### TAREFAS A REALIZAR:
(a) No texto sobre o ataque a Kiev, que sistemas de defesa pede Zelensky sobretudo?
(b) Reproduza do texto sobre o ataque a Kiev, sem alterações, tudo desde "Sobretudo mais sistemas" até "esses ataques russos.".

### TEXTO FORNECIDO:

-----

É de longe o tema principal do dia na Ucrânia. Os jornais e as televisões do país abrem com esse ataque de mísseis e drones lançado pela Rússia durante a madrugada contra Kiev e as várias regiões envolventes. A imprensa ucraniana destaca a destruição de edifícios residenciais e o trabalho dos bombeiros na tentativa de remover os escombros, bem como o aumento contínuo do número de mortos e feridos depois desse ataque levado a cabo pela Rússia com a utilização de mísseis e centenas de drones. Grande parte da cobertura é dedicada aos testemunhos de sobreviventes e às operações de busca e salvamento, enquanto as autoridades alertam que ainda podem existir pessoas debaixo dos escombros. A mensagem dominante é que a Rússia voltou a visar zonas civis num dos maiores ataques das últimas semanas.
E na sequência desse ataque, Zelensky pede mais ajuda militar.
Sobretudo mais sistemas de defesa Patriot. O presidente ucraniano quer que cheguem ainda antes da Cimeira da NATO, que está marcada para breve. Zelensky diz que a falta de mísseis intercetores Patriot está a permitir à Rússia atingir bairros residenciais com maior facilidade. Segundo a imprensa ucraniana, o presidente ucraniano apelou aos aliados para tomarem decisões fortes na Cimeira da NATO e defende Zelensky que existem sistemas disponíveis nos países aliados que poderiam estar a ser utilizados para salvar vidas na Ucrânia. A imprensa do país diz também que Kiev quer transformar a reunião da NATO num momento decisivo para reforçar a defesa aérea do país, enquanto continua a resistir a esses ataques russos.

-----

### LISTAGEM:
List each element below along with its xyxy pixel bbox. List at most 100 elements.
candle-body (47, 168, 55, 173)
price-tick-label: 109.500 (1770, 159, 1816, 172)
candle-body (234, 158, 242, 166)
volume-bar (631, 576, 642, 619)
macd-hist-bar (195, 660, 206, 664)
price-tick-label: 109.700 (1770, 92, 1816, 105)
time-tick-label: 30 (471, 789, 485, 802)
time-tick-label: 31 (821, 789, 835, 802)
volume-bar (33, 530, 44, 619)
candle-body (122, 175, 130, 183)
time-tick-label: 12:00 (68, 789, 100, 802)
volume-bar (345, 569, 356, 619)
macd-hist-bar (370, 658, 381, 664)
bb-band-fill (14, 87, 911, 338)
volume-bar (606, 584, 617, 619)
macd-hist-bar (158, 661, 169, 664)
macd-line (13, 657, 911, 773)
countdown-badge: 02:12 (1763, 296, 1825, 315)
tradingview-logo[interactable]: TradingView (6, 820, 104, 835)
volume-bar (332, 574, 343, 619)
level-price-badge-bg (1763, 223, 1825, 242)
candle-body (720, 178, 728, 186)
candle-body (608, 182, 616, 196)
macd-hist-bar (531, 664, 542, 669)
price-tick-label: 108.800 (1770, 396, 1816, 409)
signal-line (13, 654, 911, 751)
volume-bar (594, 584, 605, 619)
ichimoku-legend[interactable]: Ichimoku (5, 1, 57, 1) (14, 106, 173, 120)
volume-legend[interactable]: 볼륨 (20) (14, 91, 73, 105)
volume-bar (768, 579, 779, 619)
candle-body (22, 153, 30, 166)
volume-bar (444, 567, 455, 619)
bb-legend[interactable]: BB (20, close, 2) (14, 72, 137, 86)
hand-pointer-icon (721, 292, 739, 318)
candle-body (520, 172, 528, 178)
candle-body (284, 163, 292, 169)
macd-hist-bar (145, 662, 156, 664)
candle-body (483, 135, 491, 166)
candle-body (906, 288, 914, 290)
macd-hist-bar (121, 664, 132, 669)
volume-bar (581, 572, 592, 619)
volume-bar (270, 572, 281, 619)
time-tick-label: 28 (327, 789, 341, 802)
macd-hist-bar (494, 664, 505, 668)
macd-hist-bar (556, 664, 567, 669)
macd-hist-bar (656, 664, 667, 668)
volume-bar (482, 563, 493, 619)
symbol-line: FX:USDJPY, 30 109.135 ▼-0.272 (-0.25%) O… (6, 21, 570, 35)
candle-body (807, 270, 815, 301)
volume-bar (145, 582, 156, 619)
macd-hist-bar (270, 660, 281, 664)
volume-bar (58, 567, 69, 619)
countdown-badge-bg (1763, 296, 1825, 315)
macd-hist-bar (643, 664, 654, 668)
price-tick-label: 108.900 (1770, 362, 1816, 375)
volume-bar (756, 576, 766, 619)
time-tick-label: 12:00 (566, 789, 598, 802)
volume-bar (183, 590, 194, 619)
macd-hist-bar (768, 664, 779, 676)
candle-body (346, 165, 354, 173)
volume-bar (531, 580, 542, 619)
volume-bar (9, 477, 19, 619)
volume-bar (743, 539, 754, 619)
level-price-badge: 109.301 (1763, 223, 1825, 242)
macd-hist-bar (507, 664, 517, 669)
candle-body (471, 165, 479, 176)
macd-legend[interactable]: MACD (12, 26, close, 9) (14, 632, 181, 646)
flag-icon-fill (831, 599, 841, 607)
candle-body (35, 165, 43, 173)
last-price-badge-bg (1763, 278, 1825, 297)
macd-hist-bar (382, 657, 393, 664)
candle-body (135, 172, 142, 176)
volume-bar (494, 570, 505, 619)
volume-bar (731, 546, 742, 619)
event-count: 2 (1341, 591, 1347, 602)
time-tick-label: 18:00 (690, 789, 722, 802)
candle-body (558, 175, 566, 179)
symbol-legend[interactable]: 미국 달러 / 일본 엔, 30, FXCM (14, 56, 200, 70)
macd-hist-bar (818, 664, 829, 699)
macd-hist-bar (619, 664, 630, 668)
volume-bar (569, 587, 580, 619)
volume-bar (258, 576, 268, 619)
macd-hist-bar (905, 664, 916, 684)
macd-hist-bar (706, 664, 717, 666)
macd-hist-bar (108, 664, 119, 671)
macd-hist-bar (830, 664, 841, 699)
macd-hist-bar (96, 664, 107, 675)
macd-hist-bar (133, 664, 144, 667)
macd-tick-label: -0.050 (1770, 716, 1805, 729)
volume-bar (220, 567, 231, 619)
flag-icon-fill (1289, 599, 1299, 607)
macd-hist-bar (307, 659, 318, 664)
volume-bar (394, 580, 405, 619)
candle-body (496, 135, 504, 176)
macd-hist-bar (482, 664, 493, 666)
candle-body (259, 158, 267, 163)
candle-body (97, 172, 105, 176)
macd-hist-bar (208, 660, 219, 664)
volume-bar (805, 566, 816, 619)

-----

### RESULTADOS DO EXERCÍCIO:
(a) Mais sistemas de defesa Patriot.

(b)
Sobretudo mais sistemas de defesa Patriot. O presidente ucraniano quer que cheguem ainda antes da Cimeira da NATO, que está marcada para breve. Zelensky diz que a falta de mísseis intercetores Patriot está a permitir à Rússia atingir bairros residenciais com maior facilidade. Segundo a imprensa ucraniana, o presidente ucraniano apelou aos aliados para tomarem decisões fortes na Cimeira da NATO e defende Zelensky que existem sistemas disponíveis nos países aliados que poderiam estar a ser utilizados para salvar vidas na Ucrânia. A imprensa do país diz também que Kiev quer transformar a reunião da NATO num momento decisivo para reforçar a defesa aérea do país, enquanto continua a resistir a esses ataques russos.